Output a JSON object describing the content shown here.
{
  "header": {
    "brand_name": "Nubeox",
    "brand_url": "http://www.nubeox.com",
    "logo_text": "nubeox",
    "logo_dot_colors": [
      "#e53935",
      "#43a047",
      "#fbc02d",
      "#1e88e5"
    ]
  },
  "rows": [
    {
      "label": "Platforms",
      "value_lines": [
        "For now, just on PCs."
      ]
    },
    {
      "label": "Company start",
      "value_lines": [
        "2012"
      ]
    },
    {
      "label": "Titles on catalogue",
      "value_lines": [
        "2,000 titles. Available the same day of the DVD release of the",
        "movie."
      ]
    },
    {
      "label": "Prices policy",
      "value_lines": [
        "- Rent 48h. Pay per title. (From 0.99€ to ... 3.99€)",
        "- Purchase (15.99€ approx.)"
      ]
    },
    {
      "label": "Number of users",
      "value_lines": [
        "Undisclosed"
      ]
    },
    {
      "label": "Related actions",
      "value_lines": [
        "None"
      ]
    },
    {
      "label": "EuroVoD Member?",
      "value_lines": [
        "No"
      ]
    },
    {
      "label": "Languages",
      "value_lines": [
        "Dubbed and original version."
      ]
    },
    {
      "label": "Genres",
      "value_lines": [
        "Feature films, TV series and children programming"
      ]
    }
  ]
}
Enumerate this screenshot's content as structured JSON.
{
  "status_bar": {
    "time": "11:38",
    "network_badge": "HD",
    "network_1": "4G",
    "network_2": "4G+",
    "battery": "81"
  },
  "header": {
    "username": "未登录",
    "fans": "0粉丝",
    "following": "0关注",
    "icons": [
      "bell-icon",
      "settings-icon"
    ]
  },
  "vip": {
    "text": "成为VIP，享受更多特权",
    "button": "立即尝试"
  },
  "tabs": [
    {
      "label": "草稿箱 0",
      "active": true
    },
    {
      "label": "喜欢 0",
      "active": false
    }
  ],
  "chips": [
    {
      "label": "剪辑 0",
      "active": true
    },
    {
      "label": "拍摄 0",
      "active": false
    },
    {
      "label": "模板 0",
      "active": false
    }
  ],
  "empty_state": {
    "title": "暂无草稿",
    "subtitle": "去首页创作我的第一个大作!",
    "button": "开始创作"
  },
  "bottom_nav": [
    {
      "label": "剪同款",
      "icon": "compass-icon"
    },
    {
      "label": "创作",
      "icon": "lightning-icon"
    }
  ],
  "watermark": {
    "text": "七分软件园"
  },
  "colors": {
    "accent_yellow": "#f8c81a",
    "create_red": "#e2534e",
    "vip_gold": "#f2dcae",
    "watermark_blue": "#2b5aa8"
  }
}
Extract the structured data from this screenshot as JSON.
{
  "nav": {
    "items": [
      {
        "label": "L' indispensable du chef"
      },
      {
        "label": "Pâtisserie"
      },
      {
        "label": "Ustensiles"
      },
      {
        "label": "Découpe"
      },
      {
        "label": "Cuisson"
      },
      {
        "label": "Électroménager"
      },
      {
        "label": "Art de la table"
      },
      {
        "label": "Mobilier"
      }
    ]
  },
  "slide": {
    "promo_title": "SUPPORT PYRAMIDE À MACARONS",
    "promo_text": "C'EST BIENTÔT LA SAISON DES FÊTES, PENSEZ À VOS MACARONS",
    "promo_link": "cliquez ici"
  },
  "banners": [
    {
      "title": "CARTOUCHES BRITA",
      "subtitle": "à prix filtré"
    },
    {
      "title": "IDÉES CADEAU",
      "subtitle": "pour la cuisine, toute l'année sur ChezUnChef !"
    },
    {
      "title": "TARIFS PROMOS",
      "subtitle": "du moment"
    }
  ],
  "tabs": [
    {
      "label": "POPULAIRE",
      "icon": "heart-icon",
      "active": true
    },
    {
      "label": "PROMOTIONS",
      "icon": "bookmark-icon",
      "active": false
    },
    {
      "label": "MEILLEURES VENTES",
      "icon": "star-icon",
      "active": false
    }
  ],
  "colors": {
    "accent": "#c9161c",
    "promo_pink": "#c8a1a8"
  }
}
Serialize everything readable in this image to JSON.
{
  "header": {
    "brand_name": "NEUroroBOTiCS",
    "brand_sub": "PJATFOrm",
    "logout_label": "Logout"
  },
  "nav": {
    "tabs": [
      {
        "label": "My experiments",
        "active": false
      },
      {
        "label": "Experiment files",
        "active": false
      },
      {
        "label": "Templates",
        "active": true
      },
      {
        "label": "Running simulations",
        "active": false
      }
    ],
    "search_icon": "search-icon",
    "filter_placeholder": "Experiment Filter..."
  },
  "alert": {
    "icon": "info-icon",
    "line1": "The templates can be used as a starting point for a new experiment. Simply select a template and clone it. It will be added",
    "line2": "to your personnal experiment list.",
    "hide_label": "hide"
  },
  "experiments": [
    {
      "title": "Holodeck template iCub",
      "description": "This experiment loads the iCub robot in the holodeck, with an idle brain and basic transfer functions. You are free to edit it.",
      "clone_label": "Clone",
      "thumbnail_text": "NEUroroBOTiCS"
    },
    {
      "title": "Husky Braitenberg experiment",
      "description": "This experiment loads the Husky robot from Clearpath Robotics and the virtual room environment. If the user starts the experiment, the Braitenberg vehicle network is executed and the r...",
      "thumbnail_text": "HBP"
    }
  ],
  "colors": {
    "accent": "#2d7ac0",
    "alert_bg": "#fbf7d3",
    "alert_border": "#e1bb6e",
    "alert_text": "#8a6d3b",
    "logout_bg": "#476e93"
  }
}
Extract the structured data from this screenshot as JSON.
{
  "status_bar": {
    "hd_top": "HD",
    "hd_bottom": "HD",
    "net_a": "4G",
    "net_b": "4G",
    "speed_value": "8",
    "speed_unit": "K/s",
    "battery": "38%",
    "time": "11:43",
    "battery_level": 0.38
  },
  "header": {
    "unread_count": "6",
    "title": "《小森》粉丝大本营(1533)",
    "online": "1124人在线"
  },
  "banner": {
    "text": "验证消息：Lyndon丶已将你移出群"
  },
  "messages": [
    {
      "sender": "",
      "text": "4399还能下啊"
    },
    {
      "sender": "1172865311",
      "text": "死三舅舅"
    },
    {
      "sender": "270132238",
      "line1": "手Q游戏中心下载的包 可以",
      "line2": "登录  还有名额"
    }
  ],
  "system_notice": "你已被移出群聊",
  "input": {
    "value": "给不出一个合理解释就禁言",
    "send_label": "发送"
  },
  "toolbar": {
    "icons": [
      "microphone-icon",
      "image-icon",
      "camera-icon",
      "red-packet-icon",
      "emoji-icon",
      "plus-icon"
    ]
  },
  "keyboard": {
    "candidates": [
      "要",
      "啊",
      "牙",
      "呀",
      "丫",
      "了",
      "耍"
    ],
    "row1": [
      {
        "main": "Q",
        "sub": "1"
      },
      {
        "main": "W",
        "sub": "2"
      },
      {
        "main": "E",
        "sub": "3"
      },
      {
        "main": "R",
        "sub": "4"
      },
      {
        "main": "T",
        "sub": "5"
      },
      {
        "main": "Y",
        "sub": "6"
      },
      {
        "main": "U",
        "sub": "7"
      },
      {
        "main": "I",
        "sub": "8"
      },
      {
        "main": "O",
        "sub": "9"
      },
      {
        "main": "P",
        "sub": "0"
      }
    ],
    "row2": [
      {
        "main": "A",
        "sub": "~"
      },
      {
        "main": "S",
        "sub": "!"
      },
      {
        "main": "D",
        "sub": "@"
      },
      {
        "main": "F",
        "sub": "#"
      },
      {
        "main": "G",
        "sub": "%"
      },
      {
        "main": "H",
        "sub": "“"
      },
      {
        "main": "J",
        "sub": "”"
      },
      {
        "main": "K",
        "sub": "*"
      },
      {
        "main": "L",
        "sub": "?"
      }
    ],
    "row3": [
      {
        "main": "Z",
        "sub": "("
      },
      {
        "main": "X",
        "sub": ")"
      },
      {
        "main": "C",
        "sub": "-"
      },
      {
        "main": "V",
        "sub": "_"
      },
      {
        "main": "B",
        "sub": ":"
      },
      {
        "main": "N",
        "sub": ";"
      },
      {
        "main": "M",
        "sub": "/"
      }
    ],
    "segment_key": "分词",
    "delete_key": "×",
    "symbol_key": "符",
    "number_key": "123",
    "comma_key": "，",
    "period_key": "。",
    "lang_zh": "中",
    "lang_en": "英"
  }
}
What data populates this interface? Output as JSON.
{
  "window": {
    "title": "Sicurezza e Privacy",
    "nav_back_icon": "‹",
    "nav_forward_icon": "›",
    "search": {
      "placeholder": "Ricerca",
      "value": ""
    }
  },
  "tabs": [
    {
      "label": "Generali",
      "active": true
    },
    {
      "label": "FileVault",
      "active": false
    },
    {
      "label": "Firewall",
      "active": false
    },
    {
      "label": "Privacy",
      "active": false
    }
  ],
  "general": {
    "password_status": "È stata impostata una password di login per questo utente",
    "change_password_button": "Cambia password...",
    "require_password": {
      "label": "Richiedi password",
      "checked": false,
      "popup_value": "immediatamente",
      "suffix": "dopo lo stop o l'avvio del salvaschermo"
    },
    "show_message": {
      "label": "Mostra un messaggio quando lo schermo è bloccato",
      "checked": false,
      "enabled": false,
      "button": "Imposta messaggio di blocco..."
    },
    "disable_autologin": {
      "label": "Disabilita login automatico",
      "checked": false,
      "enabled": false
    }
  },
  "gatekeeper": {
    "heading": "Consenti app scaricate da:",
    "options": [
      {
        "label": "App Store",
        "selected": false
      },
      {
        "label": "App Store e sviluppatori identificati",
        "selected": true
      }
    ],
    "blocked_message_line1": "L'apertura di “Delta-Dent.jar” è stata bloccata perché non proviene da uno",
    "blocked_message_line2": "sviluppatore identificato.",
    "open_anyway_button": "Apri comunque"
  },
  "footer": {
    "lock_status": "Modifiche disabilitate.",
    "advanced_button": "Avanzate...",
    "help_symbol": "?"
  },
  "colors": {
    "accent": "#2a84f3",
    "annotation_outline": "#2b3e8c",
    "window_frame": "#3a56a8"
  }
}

● **What the task asks**
Each line of the data that includes the word "sender" counts once; report the total and nothing more.

● **Exercise solution**
3